▸ **LAVORO RICHIESTO**
1. Trascrivi dal brano su Gaza il tratto che va da "Secondo Israele gli" fino a "lutto e traumatizzate.".
2. Scrivi il seguito del brano su Gaza, partendo subito dopo la sua ultima frase.

▸ **BRANO DA LEGGERE**
Non dobbiamo e non possiamo distogliere lo sguardo da quello che sta succedendo nella Striscia di Gaza. L’esercito israeliano ha prima bombardato pesantemente il nord, costringendo metà della popolazione a scappare, e ora sta intensificando le operazioni nel sud con attacchi aerei e carri armati. Secondo i funzionari palestinesi a Gaza sono già state uccise più di 15.900 persone, la maggior parte delle quali erano donne e bambini. Il primo ministro israeliano Benjamin Netanyahu ha ordinato all’esercito di usare una “forza crescente” contro Hamas. E stavolta ne farà le spese una popolazione ancora più numerosa e più concentrata in un solo luogo e in circostanze ancora più disperate.

Secondo Israele gli ordini di evacuazione mostrano la sua attenzione per la sorte dei civili. Ma visto che nella Striscia mancano elettricità e la rete internet, è difficile seguire ordini complessi e in rapida evoluzione. Oltre tutto parliamo di persone affamate, esauste, in lutto e traumatizzate.

▸ **BLOCCO DI DATI**
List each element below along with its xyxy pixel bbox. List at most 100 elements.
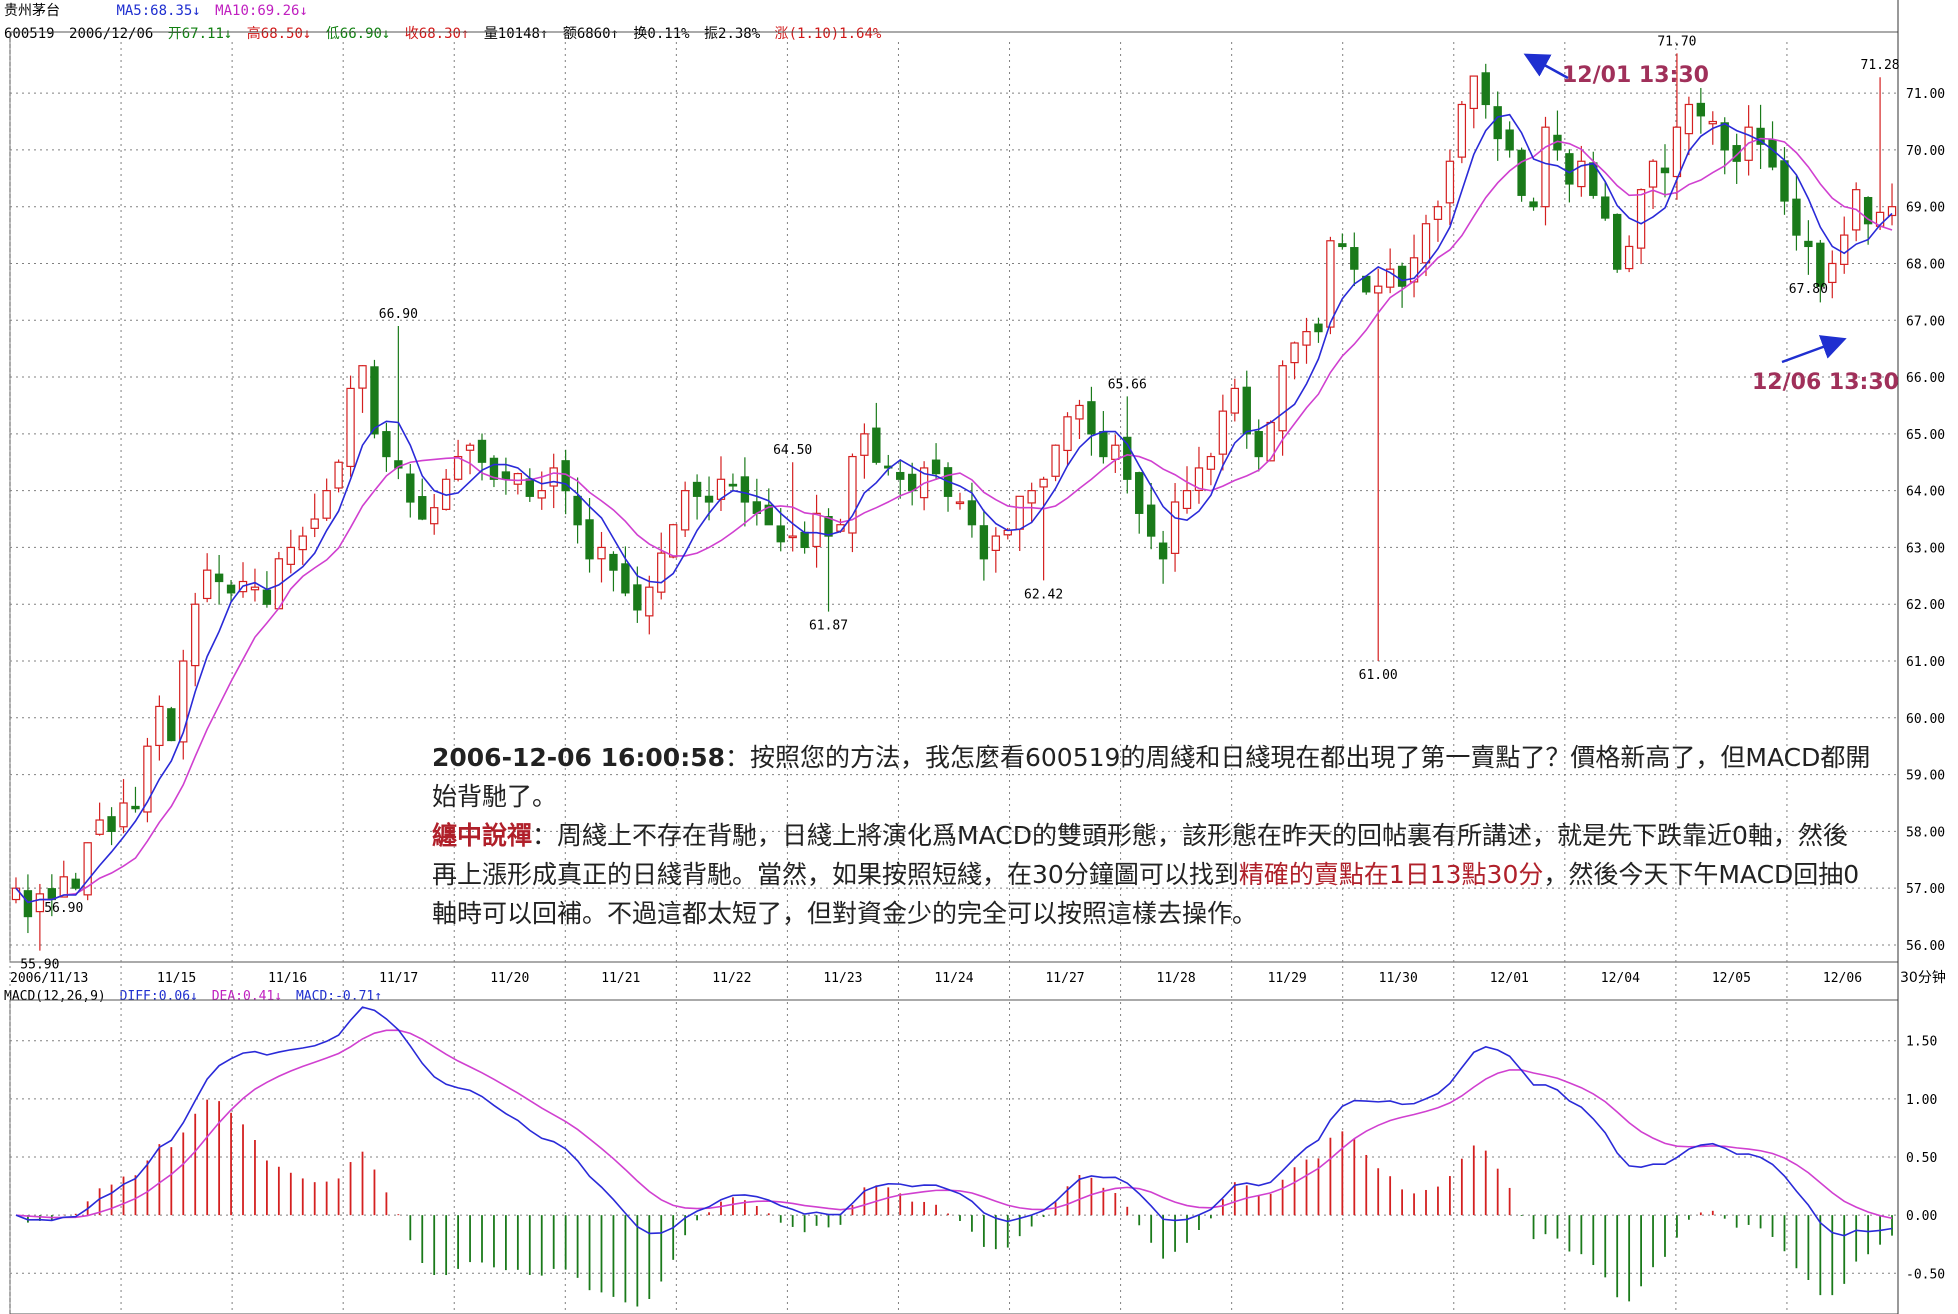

▸ **SOLUZIONI DELL'ESERCIZIO**
1.
Secondo Israele gli ordini di evacuazione mostrano la sua attenzione per la sorte dei civili. Ma visto che nella Striscia mancano elettricità e la rete internet, è difficile seguire ordini complessi e in rapida evoluzione. Oltre tutto parliamo di persone affamate, esauste, in lutto e traumatizzate.

2.
Gli Stati Uniti, che contribuiscono per un quinto al bilancio della difesa di Israele, hanno criticato in pubblico e in privato il comportamento israeliano. La vicepresidente Kamala Harris ha avvertito che “sono stati uccisi troppi palestinesi innocenti”. Il segretario alla difesa Lloyd Austin ha dichiarato: “Se si spinge la popolazione civile tra le braccia del nemico, si sostituisce una vittoria tattica con una sconfitta strategica”. Eppure il sostegno di Washington all’alleato non sembra in discussione. Israele dice di avere in programma una “guerra molto lunga”, che durerà fino al 2024, e non ha ancora un piano per il dopo.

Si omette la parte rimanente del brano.